-- START OF Material for this task --

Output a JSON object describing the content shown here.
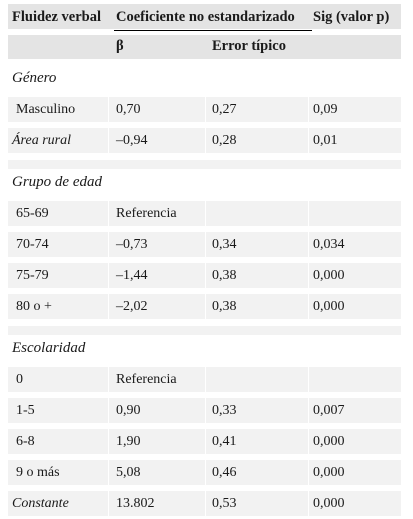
{
  "header": {
    "col1": "Fluidez verbal",
    "col2_group": "Coeficiente no estandarizado",
    "col4": "Sig (valor p)",
    "beta": "β",
    "error": "Error típico"
  },
  "rows": [
    {
      "type": "section",
      "label": "Género"
    },
    {
      "type": "data",
      "label": "Masculino",
      "beta": "0,70",
      "error": "0,27",
      "sig": "0,09"
    },
    {
      "type": "data",
      "label": "Área rural",
      "italic": true,
      "beta": "–0,94",
      "error": "0,28",
      "sig": "0,01"
    },
    {
      "type": "gap"
    },
    {
      "type": "section",
      "label": "Grupo de edad"
    },
    {
      "type": "data",
      "label": "65-69",
      "beta": "Referencia",
      "error": "",
      "sig": ""
    },
    {
      "type": "data",
      "label": "70-74",
      "beta": "–0,73",
      "error": "0,34",
      "sig": "0,034"
    },
    {
      "type": "data",
      "label": "75-79",
      "beta": "–1,44",
      "error": "0,38",
      "sig": "0,000"
    },
    {
      "type": "data",
      "label": "80 o +",
      "beta": "–2,02",
      "error": "0,38",
      "sig": "0,000"
    },
    {
      "type": "gap"
    },
    {
      "type": "section",
      "label": "Escolaridad"
    },
    {
      "type": "data",
      "label": "0",
      "beta": "Referencia",
      "error": "",
      "sig": ""
    },
    {
      "type": "data",
      "label": "1-5",
      "beta": "0,90",
      "error": "0,33",
      "sig": "0,007"
    },
    {
      "type": "data",
      "label": "6-8",
      "beta": "1,90",
      "error": "0,41",
      "sig": "0,000"
    },
    {
      "type": "data",
      "label": "9 o más",
      "beta": "5,08",
      "error": "0,46",
      "sig": "0,000"
    },
    {
      "type": "data",
      "label": "Constante",
      "italic": true,
      "beta": "13.802",
      "error": "0,53",
      "sig": "0,000"
    }
  ]
}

-- END OF Material for this task --

What needs to be done: Copy out each record shown above without alteration, skipping any picture.

Exercise output:
Output a JSON object describing the content shown here.
{
  "header": {
    "col1": "Fluidez verbal",
    "col2_group": "Coeficiente no estandarizado",
    "col4": "Sig (valor p)",
    "beta": "β",
    "error": "Error típico"
  },
  "rows": [
    {
      "type": "section",
      "label": "Género"
    },
    {
      "type": "data",
      "label": "Masculino",
      "beta": "0,70",
      "error": "0,27",
      "sig": "0,09"
    },
    {
      "type": "data",
      "label": "Área rural",
      "italic": true,
      "beta": "–0,94",
      "error": "0,28",
      "sig": "0,01"
    },
    {
      "type": "gap"
    },
    {
      "type": "section",
      "label": "Grupo de edad"
    },
    {
      "type": "data",
      "label": "65-69",
      "beta": "Referencia",
      "error": "",
      "sig": ""
    },
    {
      "type": "data",
      "label": "70-74",
      "beta": "–0,73",
      "error": "0,34",
      "sig": "0,034"
    },
    {
      "type": "data",
      "label": "75-79",
      "beta": "–1,44",
      "error": "0,38",
      "sig": "0,000"
    },
    {
      "type": "data",
      "label": "80 o +",
      "beta": "–2,02",
      "error": "0,38",
      "sig": "0,000"
    },
    {
      "type": "gap"
    },
    {
      "type": "section",
      "label": "Escolaridad"
    },
    {
      "type": "data",
      "label": "0",
      "beta": "Referencia",
      "error": "",
      "sig": ""
    },
    {
      "type": "data",
      "label": "1-5",
      "beta": "0,90",
      "error": "0,33",
      "sig": "0,007"
    },
    {
      "type": "data",
      "label": "6-8",
      "beta": "1,90",
      "error": "0,41",
      "sig": "0,000"
    },
    {
      "type": "data",
      "label": "9 o más",
      "beta": "5,08",
      "error": "0,46",
      "sig": "0,000"
    },
    {
      "type": "data",
      "label": "Constante",
      "italic": true,
      "beta": "13.802",
      "error": "0,53",
      "sig": "0,000"
    }
  ]
}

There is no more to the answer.